**GIVEN INFORMATION**
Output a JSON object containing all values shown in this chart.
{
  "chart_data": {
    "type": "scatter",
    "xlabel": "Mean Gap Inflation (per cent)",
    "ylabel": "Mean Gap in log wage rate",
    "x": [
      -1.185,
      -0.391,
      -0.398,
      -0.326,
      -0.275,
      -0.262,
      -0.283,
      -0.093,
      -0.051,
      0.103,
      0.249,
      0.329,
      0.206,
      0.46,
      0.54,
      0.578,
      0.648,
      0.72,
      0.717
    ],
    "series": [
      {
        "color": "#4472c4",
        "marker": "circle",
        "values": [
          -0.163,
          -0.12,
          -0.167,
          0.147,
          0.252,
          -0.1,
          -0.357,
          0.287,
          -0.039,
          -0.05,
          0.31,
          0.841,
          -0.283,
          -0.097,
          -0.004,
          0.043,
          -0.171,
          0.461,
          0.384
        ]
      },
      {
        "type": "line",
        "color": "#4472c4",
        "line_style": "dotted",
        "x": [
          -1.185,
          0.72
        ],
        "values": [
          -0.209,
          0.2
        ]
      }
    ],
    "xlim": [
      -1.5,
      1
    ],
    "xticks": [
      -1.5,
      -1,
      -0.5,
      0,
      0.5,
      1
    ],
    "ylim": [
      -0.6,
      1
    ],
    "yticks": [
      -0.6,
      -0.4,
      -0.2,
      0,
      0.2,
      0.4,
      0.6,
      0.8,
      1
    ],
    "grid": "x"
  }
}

**INSTRUCTION**
Show, from the material above, each line that includes the string "Mean".

**WRITTEN SOLUTION**
    "xlabel": "Mean Gap Inflation (per cent)",
    "ylabel": "Mean Gap in log wage rate",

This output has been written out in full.